The Transaction Manager is essentially the conductor. It:
- Tracks each ongoing transaction (active, completed, failed) and assigns each a unique Transaction ID
- Manages communication with the logging mechanism to assure correct WAL entries are created
- Determines whether any transactional changes are visible to other users (closely related to isolation, controlling visibility based on transaction progression)
When a transaction aborts, it is up to the Transaction Manager to determine which undo logs should be applied.
Scaling Up: Atomicity in Distributed Systems
Everything we've thus far covered assumes there exists a single monolithic database. With atomicity fully controlled by the Transaction Manager and WAL present within that single database server, things are straightforward.
However, today's applications rarely resemble that model. Microservices abound. Data splits across many databases.
▬▬▬
» **PROBLEM DESCRIPTION**: Please check the three statements below against the transaction manager text above, answering yes or no for each and quoting the words of the text that settle it. 1. The Transaction Manager gives every transaction a unique Transaction ID. 2. When a transaction aborts, the logging mechanism chooses which undo logs to apply. 3. Most applications today match the single monolithic database model.
▬▬▬
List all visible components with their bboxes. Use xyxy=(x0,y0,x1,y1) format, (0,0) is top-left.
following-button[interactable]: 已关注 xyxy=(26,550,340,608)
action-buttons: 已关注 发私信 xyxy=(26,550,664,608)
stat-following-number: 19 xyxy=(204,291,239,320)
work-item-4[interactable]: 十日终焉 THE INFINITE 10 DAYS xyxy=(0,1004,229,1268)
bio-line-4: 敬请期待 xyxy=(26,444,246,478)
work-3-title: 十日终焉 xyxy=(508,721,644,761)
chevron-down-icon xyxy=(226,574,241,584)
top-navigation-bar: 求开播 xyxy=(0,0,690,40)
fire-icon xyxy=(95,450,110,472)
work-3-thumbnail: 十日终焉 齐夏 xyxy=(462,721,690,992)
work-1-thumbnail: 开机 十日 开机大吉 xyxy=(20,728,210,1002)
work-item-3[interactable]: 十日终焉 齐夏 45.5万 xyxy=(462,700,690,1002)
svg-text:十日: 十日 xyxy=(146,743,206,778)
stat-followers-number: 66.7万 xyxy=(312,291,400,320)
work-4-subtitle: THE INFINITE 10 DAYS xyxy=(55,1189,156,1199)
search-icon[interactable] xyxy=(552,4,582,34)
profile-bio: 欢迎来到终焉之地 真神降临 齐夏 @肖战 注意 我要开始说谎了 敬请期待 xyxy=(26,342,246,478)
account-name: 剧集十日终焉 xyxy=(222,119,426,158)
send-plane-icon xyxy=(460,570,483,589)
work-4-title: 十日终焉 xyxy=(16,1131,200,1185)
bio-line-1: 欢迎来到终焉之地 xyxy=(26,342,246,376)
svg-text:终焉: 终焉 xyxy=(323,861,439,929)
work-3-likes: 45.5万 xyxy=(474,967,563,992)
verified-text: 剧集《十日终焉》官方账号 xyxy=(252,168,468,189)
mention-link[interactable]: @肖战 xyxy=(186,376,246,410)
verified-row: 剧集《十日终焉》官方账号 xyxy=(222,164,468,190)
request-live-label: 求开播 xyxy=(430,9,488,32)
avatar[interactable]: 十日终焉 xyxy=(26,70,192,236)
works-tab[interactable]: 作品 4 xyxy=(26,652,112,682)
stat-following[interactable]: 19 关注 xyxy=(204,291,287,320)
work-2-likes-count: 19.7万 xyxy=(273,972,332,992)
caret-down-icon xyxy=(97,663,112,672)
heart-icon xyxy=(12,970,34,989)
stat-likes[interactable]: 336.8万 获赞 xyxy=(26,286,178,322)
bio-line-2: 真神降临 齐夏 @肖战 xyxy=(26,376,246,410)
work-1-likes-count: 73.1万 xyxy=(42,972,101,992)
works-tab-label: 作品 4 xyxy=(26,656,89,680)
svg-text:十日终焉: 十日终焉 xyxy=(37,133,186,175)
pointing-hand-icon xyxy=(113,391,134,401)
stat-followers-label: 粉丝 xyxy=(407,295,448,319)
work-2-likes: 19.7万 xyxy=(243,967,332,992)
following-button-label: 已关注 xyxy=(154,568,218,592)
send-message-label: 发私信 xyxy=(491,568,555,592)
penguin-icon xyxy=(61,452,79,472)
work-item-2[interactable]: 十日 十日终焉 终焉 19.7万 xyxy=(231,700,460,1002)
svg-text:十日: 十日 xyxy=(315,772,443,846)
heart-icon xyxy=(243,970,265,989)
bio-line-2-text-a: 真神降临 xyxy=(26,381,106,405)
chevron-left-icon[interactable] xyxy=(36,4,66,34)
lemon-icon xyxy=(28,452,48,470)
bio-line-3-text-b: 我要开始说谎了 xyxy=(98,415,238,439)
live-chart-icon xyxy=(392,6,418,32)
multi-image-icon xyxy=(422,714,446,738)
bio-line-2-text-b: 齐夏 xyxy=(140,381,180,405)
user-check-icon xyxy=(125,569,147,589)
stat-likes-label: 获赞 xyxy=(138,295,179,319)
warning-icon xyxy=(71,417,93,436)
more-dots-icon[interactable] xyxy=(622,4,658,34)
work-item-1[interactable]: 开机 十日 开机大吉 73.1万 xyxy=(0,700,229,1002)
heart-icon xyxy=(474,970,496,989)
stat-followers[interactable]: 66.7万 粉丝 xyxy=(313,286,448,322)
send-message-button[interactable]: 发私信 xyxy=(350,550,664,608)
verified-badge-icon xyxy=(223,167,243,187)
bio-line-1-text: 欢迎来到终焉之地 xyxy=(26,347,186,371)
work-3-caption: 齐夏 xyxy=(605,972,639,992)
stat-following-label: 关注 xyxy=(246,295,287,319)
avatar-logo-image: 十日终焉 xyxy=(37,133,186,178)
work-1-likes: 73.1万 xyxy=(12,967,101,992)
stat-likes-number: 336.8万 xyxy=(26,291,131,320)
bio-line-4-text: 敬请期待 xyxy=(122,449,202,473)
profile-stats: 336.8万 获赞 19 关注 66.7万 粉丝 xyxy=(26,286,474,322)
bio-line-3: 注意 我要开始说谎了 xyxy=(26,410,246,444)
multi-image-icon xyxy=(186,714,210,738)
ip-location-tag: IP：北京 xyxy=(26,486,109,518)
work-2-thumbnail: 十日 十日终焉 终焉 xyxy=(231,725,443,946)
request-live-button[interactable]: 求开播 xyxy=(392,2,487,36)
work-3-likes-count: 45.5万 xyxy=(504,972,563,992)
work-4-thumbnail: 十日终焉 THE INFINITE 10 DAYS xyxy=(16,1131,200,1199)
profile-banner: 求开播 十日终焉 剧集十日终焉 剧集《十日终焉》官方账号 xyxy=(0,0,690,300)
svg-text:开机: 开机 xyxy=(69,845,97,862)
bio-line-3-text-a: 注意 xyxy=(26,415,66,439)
▬▬▬
» **ANSWER BOX**:
1. Yes: "assigns each a unique Transaction ID"
2. No: "it is up to the Transaction Manager to determine which undo logs should be applied"
3. No: "today's applications rarely resemble that model"